* **Passage**:
>>>>>

[nSLUG] On topic of favorite distros, and Linux on the Desktop

Donald Teed dteed at artistic.ca
Tue Mar 2 07:52:44 AST 2004

On Mon, 1 Mar 2004, Jamie Fifield wrote:

> You are assuming that everyone is interested in Linux advocacy.  I am
> the only Linux user in the world that I have time to care about.
> I'm not discouraging you from feeling however you want to, I'm just
> raising an alternate point of view.

I feel the same way when it comes to many causes.  I don't
have the time to support everything, and I have to evaluate
whether marching in a demonstration or signing a petition
actually achieves anything (I don't think it does).

Likewise I'm not into Linux advocacy in the political sense.
Nor Open Source nor GNU, etc.  I don't believe in grassroots
movements, letter writing campaigns and the like.

However I do believe money talks, and when organizations
are looking at the Linux alternative, they evaluate many
factors including the cost and quality of support and
the available tools to solve their problems.

I think it is fair to say that most people in this LUG are
users of community developed rather than enterprise developed
Linux.  In these cases, the support of the Linux is from
the users, not a corporate entity.  Even if a third party
company does supply paid for support, I'd think they still
need to draw on the resources of the user community.

<<<<<

* **Supplied material**:
>>>>>

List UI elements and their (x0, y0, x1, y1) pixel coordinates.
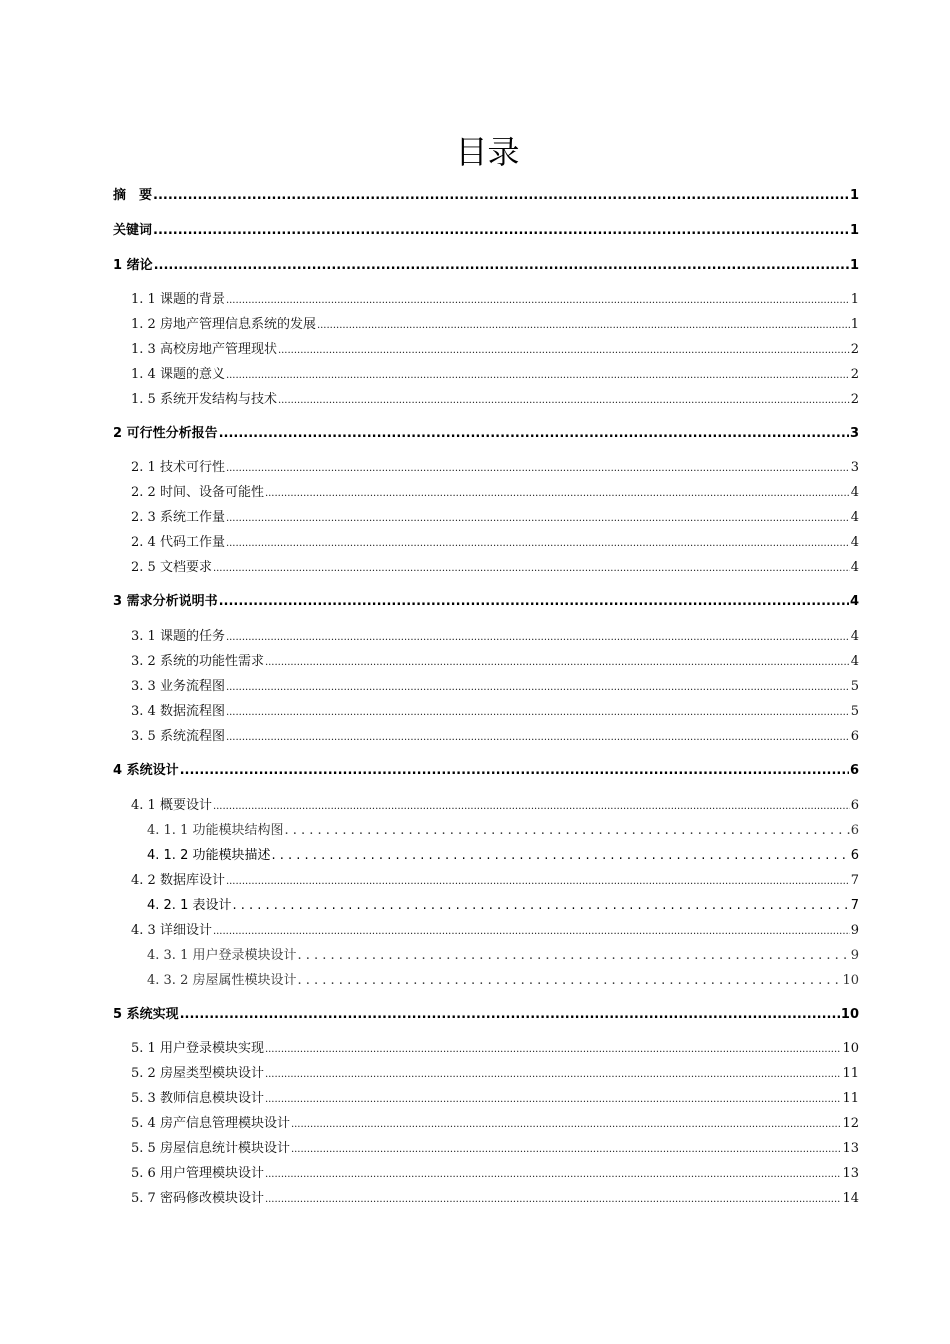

<<<<<

* **The tasks**:
[1] Do these statements agree with the post on Linux advocacy? Answer yes or no for each, and quote the words from the post that decide it.
(a) The writer thinks signing a petition achieves something.
(b) The writer says organizations looking at Linux weigh the cost and quality of support.
(c) The writer thinks a third-party company that sells support would not need the user community.
[2] Turn the paragraph of the post on Linux advocacy that begins "However I do believe money talks" into a short list that keeps its main points.
[3] Carry the post on Linux advocacy forward from its last sentence.

* **Results**:
[1]
(a) No: "(I don't think it does)."
(b) Yes: "they evaluate many factors including the cost and quality of support."
(c) No: "I'd think they still need to draw on the resources of the user community."

[2]
- Money talks.
- Organizations considering Linux evaluate many factors.
- These factors include the cost and quality of support.
- They also include the tools available to solve their problems.

[3]
In this sense, as a participant in the LUG, you are
already involved.  People read these emails in the nSLUG
archive from all over the world when googling for answers.
I was in contact with someone from a major computer vendor
and was a little surprised to hear he had read my
posts here.

If we look at the archives of nSLUG, there are many topics
and problems discussed and there are not very many
"RTFM" style answers, but quality contributions.  This
does count, as a single brick, towards building a support
base for the community built Linux distros.  On a regional
level, it counts as a bunch of bricks to the existance
of people in the area with Linux expertise.

IMHO, the topic of Linux increasing in use is something
that is happening for economic and other reasons.
Open source is the equivalent of the economy going
to many things "Made in China" and outsourced IT call
centres to India.  Everyone wants the cheapest solution
with the bare essentials, and Open Source provides it.

The momentum is already there.  Advocacy is no longer
the issue, now it is advice and the quality and forms
of deployment.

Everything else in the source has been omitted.